• [Exercise objective]:
Gather, from the listing beneath this task, every line holding the string "比较了解".

• [Entries shown]:
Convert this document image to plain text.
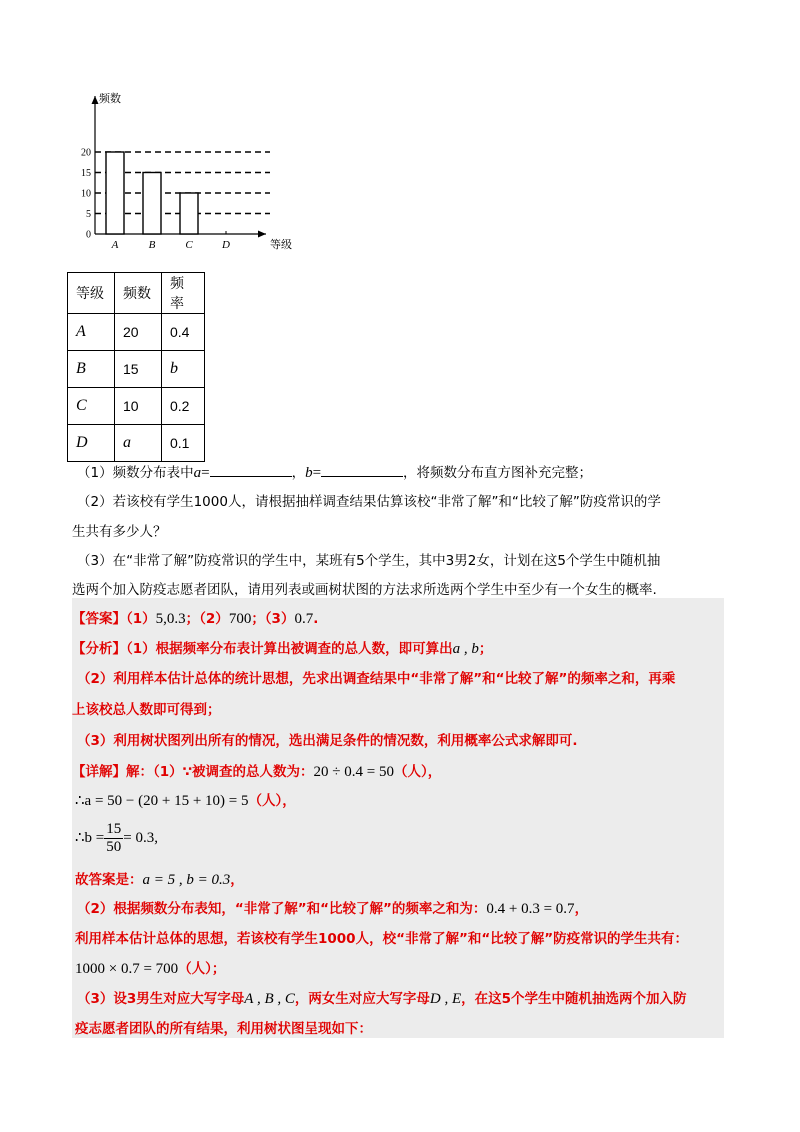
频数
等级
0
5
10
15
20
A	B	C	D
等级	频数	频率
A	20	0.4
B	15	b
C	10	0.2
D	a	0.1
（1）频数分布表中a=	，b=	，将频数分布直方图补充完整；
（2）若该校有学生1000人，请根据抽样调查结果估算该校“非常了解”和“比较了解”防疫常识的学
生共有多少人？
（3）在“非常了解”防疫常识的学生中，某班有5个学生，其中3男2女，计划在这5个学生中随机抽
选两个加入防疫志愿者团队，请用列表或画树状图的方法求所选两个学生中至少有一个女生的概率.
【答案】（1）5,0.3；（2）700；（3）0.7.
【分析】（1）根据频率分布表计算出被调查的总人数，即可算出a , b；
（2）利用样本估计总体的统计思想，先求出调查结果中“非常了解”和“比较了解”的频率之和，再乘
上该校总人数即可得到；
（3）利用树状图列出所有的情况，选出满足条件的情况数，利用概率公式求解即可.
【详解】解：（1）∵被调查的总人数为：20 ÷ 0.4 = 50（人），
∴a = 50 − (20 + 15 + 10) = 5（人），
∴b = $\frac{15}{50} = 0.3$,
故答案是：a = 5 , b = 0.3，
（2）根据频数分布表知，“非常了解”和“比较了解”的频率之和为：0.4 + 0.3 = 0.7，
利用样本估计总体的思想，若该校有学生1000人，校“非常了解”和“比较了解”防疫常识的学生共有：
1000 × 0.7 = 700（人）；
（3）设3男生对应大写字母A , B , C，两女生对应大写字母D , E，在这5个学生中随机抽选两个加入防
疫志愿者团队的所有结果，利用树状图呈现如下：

• [Solution to the exercise]:
（2）若该校有学生1000人，请根据抽样调查结果估算该校“非常了解”和“比较了解”防疫常识的学
（2）利用样本估计总体的统计思想，先求出调查结果中“非常了解”和“比较了解”的频率之和，再乘
（2）根据频数分布表知，“非常了解”和“比较了解”的频率之和为：0.4 + 0.3 = 0.7，
利用样本估计总体的思想，若该校有学生1000人，校“非常了解”和“比较了解”防疫常识的学生共有：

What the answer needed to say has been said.